TASK TO CARRY OUT –
Every line of the material below should be repeated exactly.

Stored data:

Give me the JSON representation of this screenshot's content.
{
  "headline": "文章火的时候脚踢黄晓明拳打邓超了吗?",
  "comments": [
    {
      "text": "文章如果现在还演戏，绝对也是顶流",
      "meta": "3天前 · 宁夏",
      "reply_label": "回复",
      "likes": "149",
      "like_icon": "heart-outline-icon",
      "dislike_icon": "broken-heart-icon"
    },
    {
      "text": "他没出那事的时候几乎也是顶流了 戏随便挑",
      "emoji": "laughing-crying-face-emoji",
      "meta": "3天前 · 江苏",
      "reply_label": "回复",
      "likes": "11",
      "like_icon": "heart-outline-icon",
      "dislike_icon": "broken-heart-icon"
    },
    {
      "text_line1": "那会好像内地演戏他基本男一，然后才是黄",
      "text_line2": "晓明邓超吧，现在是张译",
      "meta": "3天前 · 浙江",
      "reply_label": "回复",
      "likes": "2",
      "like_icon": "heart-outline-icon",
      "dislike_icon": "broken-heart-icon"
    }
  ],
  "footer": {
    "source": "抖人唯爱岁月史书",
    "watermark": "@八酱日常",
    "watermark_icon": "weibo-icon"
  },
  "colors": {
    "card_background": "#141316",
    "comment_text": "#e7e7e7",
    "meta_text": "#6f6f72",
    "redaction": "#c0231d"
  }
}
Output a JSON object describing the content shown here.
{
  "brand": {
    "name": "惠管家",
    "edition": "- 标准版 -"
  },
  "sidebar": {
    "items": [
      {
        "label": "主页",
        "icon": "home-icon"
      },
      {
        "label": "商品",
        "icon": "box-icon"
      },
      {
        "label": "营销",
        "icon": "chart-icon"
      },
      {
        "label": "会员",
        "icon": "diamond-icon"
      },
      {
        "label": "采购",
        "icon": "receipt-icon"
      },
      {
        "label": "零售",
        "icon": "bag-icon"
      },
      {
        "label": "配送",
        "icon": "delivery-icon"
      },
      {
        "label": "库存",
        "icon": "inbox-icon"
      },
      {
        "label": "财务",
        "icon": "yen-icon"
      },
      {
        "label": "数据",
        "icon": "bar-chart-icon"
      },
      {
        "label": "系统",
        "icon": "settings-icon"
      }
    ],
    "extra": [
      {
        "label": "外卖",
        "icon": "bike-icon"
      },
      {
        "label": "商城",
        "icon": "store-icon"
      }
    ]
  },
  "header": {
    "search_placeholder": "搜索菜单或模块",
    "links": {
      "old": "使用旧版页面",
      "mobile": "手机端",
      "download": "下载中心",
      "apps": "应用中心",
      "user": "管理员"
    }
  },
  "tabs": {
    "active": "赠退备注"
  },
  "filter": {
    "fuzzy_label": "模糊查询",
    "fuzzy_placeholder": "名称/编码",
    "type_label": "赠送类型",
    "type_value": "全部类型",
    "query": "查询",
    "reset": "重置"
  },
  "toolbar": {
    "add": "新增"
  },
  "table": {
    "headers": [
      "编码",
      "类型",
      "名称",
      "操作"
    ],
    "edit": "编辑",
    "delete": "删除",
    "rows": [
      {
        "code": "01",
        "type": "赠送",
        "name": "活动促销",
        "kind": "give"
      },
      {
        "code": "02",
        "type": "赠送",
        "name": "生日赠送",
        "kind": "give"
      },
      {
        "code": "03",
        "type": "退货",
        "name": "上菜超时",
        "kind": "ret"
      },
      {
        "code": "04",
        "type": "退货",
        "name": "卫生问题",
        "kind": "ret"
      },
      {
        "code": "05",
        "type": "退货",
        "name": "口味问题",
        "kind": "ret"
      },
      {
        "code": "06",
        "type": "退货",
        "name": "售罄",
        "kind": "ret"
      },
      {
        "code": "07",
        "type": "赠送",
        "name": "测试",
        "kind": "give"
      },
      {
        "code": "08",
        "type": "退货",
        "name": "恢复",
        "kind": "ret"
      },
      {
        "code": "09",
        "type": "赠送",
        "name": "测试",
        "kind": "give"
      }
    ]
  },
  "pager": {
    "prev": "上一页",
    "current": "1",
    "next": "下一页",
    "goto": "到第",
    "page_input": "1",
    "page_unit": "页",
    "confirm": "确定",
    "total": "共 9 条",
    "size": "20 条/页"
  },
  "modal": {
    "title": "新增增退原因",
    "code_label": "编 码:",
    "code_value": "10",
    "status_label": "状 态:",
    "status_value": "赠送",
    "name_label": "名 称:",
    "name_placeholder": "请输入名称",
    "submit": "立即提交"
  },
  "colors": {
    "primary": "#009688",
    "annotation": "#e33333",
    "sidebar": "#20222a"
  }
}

COMPLETED EXERCISE –
Give me the JSON representation of this screenshot's content.
{
  "headline": "文章火的时候脚踢黄晓明拳打邓超了吗?",
  "comments": [
    {
      "text": "文章如果现在还演戏，绝对也是顶流",
      "meta": "3天前 · 宁夏",
      "reply_label": "回复",
      "likes": "149",
      "like_icon": "heart-outline-icon",
      "dislike_icon": "broken-heart-icon"
    },
    {
      "text": "他没出那事的时候几乎也是顶流了 戏随便挑",
      "emoji": "laughing-crying-face-emoji",
      "meta": "3天前 · 江苏",
      "reply_label": "回复",
      "likes": "11",
      "like_icon": "heart-outline-icon",
      "dislike_icon": "broken-heart-icon"
    },
    {
      "text_line1": "那会好像内地演戏他基本男一，然后才是黄",
      "text_line2": "晓明邓超吧，现在是张译",
      "meta": "3天前 · 浙江",
      "reply_label": "回复",
      "likes": "2",
      "like_icon": "heart-outline-icon",
      "dislike_icon": "broken-heart-icon"
    }
  ],
  "footer": {
    "source": "抖人唯爱岁月史书",
    "watermark": "@八酱日常",
    "watermark_icon": "weibo-icon"
  },
  "colors": {
    "card_background": "#141316",
    "comment_text": "#e7e7e7",
    "meta_text": "#6f6f72",
    "redaction": "#c0231d"
  }
}
Output a JSON object describing the content shown here.
{
  "brand": {
    "name": "惠管家",
    "edition": "- 标准版 -"
  },
  "sidebar": {
    "items": [
      {
        "label": "主页",
        "icon": "home-icon"
      },
      {
        "label": "商品",
        "icon": "box-icon"
      },
      {
        "label": "营销",
        "icon": "chart-icon"
      },
      {
        "label": "会员",
        "icon": "diamond-icon"
      },
      {
        "label": "采购",
        "icon": "receipt-icon"
      },
      {
        "label": "零售",
        "icon": "bag-icon"
      },
      {
        "label": "配送",
        "icon": "delivery-icon"
      },
      {
        "label": "库存",
        "icon": "inbox-icon"
      },
      {
        "label": "财务",
        "icon": "yen-icon"
      },
      {
        "label": "数据",
        "icon": "bar-chart-icon"
      },
      {
        "label": "系统",
        "icon": "settings-icon"
      }
    ],
    "extra": [
      {
        "label": "外卖",
        "icon": "bike-icon"
      },
      {
        "label": "商城",
        "icon": "store-icon"
      }
    ]
  },
  "header": {
    "search_placeholder": "搜索菜单或模块",
    "links": {
      "old": "使用旧版页面",
      "mobile": "手机端",
      "download": "下载中心",
      "apps": "应用中心",
      "user": "管理员"
    }
  },
  "tabs": {
    "active": "赠退备注"
  },
  "filter": {
    "fuzzy_label": "模糊查询",
    "fuzzy_placeholder": "名称/编码",
    "type_label": "赠送类型",
    "type_value": "全部类型",
    "query": "查询",
    "reset": "重置"
  },
  "toolbar": {
    "add": "新增"
  },
  "table": {
    "headers": [
      "编码",
      "类型",
      "名称",
      "操作"
    ],
    "edit": "编辑",
    "delete": "删除",
    "rows": [
      {
        "code": "01",
        "type": "赠送",
        "name": "活动促销",
        "kind": "give"
      },
      {
        "code": "02",
        "type": "赠送",
        "name": "生日赠送",
        "kind": "give"
      },
      {
        "code": "03",
        "type": "退货",
        "name": "上菜超时",
        "kind": "ret"
      },
      {
        "code": "04",
        "type": "退货",
        "name": "卫生问题",
        "kind": "ret"
      },
      {
        "code": "05",
        "type": "退货",
        "name": "口味问题",
        "kind": "ret"
      },
      {
        "code": "06",
        "type": "退货",
        "name": "售罄",
        "kind": "ret"
      },
      {
        "code": "07",
        "type": "赠送",
        "name": "测试",
        "kind": "give"
      },
      {
        "code": "08",
        "type": "退货",
        "name": "恢复",
        "kind": "ret"
      },
      {
        "code": "09",
        "type": "赠送",
        "name": "测试",
        "kind": "give"
      }
    ]
  },
  "pager": {
    "prev": "上一页",
    "current": "1",
    "next": "下一页",
    "goto": "到第",
    "page_input": "1",
    "page_unit": "页",
    "confirm": "确定",
    "total": "共 9 条",
    "size": "20 条/页"
  },
  "modal": {
    "title": "新增增退原因",
    "code_label": "编 码:",
    "code_value": "10",
    "status_label": "状 态:",
    "status_value": "赠送",
    "name_label": "名 称:",
    "name_placeholder": "请输入名称",
    "submit": "立即提交"
  },
  "colors": {
    "primary": "#009688",
    "annotation": "#e33333",
    "sidebar": "#20222a"
  }
}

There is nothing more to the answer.